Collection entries
— Begin —

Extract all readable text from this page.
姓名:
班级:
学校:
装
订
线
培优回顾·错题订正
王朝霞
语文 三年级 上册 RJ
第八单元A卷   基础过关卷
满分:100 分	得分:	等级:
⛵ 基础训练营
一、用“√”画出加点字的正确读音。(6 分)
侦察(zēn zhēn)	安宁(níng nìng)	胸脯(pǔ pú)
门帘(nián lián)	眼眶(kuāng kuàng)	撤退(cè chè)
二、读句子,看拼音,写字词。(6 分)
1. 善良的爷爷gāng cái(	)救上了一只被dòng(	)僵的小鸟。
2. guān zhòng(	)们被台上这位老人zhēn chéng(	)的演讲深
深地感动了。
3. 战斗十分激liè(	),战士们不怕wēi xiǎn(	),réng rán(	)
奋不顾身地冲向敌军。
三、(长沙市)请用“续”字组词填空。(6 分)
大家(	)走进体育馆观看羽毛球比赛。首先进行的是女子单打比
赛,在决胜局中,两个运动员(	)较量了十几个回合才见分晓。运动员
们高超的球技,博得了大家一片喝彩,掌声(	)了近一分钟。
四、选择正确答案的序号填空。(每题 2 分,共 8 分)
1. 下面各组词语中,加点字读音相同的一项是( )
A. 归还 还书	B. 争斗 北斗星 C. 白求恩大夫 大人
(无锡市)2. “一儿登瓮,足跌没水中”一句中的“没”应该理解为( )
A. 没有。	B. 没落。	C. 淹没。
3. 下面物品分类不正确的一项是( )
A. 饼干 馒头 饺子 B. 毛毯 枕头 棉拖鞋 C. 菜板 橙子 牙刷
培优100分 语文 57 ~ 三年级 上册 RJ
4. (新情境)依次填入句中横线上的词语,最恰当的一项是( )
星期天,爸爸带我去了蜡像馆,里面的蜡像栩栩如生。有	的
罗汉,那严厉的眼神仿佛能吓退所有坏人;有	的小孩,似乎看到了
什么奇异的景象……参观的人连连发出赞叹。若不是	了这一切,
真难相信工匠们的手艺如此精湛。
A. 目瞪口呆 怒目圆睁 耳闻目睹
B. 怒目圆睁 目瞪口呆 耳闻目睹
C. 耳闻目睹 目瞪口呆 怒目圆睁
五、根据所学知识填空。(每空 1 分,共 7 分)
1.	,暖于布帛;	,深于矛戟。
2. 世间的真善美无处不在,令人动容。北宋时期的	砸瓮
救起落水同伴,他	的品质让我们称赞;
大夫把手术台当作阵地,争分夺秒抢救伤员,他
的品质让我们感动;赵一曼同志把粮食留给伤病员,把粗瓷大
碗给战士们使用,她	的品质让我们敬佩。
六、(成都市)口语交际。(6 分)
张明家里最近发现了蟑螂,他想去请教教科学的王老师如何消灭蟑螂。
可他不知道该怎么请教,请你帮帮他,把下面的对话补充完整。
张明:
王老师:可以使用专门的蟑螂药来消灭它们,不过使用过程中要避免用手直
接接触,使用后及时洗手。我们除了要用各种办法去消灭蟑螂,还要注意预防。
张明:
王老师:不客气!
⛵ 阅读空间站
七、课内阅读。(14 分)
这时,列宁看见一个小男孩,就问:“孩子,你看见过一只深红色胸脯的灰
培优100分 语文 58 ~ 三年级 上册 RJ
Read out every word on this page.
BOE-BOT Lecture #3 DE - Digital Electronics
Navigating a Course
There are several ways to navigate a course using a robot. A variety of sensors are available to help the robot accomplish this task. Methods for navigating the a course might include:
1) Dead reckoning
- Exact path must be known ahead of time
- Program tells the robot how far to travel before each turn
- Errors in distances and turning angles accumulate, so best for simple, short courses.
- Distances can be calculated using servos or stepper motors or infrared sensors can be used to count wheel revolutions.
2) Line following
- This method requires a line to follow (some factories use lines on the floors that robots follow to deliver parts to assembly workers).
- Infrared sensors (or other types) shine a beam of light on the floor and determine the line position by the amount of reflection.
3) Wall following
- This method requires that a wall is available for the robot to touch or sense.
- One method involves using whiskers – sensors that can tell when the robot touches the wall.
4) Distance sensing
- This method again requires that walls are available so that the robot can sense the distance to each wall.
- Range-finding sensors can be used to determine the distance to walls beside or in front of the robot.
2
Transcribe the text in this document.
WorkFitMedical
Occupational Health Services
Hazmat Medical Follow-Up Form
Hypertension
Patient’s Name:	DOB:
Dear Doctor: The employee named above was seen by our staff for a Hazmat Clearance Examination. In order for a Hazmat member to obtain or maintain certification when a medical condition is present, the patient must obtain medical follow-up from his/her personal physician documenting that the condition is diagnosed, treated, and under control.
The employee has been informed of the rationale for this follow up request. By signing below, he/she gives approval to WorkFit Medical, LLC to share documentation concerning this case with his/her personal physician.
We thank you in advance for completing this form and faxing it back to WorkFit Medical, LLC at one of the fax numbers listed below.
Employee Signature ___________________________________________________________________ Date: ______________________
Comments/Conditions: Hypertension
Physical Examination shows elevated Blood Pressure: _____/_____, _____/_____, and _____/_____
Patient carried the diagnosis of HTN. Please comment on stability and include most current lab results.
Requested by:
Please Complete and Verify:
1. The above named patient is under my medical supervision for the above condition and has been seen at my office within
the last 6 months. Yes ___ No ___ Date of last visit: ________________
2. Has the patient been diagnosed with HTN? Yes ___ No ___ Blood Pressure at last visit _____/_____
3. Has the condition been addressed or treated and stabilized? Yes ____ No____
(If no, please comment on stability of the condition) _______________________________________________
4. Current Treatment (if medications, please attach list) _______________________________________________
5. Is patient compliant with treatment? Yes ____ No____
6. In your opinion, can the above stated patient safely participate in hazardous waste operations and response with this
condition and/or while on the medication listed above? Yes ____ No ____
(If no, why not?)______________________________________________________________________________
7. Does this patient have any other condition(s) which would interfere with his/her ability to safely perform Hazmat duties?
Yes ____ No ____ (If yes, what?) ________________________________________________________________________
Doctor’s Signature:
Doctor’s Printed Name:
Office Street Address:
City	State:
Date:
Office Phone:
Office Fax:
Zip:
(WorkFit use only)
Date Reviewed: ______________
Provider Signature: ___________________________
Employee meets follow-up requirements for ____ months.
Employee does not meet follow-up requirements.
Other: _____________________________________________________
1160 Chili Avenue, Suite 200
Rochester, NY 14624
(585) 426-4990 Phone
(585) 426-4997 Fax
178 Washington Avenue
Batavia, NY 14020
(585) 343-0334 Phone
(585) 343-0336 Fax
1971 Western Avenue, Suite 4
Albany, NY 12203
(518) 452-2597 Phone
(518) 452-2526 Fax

— End —

Copy out every line of the listing that includes the string "physician".

EXERCISE RESULT
Dear Doctor: The employee named above was seen by our staff for a Hazmat Clearance Examination. In order for a Hazmat member to obtain or maintain certification when a medical condition is present, the patient must obtain medical follow-up from his/her personal physician documenting that the condition is diagnosed, treated, and under control.
The employee has been informed of the rationale for this follow up request. By signing below, he/she gives approval to WorkFit Medical, LLC to share documentation concerning this case with his/her personal physician.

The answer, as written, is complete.